## What to produce
Wherever the word "title" turns up in a line of the entries, copy that line.

(Stored entries)
================

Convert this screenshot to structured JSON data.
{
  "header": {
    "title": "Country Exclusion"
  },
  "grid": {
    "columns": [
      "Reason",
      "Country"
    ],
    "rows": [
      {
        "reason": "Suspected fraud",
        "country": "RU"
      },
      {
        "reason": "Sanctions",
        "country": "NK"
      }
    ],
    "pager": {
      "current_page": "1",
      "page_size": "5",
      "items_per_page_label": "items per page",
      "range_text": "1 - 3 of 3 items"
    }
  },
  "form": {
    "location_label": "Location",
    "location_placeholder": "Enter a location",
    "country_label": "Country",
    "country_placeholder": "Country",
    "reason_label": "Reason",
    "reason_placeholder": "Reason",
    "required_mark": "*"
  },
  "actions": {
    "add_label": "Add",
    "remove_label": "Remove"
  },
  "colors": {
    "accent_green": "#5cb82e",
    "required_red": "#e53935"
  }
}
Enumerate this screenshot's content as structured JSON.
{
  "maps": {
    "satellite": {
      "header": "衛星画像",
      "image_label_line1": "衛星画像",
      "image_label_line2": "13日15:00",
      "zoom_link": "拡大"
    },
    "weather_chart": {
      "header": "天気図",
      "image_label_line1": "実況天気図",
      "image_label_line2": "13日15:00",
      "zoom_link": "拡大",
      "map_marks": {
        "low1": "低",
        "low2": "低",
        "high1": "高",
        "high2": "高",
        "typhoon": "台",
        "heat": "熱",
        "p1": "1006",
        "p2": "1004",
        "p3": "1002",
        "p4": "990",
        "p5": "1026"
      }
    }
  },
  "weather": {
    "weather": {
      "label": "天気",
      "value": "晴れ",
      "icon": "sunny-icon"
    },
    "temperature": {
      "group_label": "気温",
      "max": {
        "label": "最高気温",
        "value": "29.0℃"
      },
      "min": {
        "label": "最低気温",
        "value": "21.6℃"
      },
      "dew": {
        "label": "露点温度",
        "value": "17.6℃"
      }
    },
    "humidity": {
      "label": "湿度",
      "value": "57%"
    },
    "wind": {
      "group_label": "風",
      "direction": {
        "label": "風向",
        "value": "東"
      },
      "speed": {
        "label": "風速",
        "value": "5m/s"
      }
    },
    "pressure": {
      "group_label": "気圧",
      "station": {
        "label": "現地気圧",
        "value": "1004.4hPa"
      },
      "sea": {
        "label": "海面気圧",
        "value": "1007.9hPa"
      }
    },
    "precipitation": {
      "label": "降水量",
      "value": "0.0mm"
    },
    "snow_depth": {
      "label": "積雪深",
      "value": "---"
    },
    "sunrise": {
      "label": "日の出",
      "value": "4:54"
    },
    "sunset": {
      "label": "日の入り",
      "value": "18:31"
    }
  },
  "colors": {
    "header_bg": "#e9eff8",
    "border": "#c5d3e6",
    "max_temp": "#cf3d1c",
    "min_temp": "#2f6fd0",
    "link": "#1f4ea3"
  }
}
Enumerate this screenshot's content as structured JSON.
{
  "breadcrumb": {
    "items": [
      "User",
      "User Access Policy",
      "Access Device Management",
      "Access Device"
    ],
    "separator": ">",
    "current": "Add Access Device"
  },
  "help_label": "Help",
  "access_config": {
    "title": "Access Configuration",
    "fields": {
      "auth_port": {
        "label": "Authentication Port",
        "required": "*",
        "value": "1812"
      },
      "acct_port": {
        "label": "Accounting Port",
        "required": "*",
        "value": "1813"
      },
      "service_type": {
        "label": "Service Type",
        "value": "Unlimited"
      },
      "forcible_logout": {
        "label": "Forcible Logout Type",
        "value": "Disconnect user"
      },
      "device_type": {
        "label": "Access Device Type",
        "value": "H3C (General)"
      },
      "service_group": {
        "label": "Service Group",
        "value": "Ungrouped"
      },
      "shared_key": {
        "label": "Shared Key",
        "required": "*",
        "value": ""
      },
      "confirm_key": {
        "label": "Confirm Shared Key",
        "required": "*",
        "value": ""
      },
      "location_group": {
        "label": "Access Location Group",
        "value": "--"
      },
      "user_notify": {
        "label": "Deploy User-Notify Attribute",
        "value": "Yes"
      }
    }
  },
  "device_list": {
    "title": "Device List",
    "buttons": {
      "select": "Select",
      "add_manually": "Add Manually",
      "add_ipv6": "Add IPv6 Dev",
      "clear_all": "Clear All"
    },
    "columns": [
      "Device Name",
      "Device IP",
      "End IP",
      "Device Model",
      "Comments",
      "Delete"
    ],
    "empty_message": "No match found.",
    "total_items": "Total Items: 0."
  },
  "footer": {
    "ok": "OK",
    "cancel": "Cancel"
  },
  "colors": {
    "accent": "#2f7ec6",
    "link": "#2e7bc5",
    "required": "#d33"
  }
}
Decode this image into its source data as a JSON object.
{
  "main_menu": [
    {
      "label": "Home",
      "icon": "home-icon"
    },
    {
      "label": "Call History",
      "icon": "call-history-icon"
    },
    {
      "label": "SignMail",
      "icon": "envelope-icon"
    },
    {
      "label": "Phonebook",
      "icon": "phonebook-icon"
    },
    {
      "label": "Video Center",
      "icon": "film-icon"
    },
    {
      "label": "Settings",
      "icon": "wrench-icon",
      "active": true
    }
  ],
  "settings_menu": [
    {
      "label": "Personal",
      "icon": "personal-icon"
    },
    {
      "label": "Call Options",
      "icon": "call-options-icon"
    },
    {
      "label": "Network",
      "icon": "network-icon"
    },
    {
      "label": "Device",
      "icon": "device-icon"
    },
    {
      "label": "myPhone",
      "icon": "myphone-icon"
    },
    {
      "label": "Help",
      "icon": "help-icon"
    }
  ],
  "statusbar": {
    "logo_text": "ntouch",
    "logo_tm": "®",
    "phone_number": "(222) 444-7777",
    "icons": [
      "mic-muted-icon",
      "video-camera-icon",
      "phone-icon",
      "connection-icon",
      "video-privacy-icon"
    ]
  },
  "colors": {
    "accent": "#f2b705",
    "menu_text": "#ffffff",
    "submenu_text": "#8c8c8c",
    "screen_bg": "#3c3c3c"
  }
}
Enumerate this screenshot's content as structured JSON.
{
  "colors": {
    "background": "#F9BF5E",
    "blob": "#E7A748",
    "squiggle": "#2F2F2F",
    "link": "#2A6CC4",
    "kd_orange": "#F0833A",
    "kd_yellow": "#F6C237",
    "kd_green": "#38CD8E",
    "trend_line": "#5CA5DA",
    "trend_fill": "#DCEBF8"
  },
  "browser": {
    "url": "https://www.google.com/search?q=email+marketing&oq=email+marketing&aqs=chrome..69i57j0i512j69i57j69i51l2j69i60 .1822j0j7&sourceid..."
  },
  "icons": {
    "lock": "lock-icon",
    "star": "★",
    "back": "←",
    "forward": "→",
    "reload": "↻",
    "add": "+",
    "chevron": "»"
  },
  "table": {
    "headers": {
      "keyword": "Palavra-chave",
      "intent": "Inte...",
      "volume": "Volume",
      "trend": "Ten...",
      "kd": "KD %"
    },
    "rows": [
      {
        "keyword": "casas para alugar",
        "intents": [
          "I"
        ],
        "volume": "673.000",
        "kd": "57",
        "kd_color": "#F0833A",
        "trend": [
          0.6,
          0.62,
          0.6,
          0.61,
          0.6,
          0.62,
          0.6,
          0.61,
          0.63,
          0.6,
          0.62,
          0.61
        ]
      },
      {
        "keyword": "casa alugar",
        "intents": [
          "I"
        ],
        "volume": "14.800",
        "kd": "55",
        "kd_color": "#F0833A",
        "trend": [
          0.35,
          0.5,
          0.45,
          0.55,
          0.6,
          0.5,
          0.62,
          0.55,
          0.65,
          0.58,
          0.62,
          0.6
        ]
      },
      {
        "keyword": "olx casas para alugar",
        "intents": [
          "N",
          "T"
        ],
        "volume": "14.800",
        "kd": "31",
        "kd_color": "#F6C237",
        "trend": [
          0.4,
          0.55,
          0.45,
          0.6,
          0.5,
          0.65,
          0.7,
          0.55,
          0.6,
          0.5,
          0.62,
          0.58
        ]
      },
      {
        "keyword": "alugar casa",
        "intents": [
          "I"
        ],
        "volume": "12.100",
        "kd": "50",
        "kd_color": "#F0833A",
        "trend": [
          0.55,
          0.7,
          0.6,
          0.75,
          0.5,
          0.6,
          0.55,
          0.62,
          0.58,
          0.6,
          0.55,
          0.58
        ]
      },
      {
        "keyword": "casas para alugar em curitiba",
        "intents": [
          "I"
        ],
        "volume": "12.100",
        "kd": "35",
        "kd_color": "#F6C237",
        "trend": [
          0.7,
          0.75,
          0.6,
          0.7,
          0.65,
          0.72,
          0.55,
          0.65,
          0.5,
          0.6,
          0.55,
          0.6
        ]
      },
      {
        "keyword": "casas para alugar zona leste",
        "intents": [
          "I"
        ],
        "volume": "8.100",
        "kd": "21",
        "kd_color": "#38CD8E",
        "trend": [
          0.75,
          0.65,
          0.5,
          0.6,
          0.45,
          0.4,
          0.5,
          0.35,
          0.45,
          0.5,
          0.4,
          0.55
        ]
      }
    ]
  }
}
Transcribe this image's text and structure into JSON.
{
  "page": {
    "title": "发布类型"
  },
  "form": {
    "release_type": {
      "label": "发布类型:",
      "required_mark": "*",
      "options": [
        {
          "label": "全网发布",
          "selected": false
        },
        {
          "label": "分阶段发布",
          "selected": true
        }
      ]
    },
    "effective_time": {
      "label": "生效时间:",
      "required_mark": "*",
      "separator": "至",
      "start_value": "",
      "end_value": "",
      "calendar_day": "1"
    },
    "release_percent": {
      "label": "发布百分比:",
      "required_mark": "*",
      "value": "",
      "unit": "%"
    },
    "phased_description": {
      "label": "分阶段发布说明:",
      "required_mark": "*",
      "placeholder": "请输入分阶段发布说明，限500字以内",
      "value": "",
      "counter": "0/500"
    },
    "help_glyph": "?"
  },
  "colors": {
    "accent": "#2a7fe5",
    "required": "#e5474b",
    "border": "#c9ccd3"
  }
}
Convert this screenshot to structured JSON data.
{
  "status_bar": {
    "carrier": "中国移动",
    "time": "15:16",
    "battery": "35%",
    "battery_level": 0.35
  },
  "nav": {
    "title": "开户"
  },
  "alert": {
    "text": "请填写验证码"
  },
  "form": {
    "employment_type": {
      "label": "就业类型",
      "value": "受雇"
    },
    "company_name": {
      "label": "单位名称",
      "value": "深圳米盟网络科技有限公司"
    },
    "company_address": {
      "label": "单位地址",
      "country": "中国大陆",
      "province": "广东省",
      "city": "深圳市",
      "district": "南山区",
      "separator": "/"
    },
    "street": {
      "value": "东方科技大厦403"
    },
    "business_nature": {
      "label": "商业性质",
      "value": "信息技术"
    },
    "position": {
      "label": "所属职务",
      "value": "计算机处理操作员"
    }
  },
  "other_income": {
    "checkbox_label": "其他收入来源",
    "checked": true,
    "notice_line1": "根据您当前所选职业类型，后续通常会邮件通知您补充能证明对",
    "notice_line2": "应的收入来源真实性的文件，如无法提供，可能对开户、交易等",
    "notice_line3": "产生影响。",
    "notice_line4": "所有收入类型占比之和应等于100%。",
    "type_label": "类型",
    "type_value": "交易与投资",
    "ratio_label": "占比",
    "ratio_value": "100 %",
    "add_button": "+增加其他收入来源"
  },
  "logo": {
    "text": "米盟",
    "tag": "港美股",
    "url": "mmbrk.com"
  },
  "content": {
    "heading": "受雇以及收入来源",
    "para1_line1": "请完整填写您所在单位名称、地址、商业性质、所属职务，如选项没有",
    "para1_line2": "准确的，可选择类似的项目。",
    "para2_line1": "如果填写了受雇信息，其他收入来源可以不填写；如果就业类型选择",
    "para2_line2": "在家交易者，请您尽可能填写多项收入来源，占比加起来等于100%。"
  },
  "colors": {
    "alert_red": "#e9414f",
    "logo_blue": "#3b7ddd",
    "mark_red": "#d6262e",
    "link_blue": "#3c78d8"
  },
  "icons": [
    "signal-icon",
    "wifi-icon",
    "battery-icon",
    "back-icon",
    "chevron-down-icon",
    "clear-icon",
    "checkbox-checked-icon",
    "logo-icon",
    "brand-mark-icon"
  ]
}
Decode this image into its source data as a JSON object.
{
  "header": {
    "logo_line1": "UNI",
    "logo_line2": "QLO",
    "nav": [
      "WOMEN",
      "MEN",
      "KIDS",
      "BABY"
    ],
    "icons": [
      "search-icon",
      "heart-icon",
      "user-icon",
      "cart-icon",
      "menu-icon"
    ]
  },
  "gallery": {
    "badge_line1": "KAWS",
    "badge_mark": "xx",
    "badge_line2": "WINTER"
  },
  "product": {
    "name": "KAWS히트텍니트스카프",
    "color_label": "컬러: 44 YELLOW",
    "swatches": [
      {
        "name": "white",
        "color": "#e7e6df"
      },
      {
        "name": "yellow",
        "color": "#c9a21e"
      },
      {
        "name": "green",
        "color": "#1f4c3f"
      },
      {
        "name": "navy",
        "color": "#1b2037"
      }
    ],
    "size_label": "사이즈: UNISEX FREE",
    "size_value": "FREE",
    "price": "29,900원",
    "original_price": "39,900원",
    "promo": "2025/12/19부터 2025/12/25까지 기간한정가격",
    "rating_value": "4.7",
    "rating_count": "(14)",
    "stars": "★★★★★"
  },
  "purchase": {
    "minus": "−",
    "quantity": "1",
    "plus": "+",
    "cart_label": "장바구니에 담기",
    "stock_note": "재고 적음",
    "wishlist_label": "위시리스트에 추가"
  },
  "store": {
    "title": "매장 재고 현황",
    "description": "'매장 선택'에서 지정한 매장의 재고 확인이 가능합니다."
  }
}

================

## Answer to the task
    "title": "Country Exclusion"
    "title": "Access Configuration",
    "title": "Device List",
    "title": "发布类型"
    "title": "开户"
    "title": "매장 재고 현황",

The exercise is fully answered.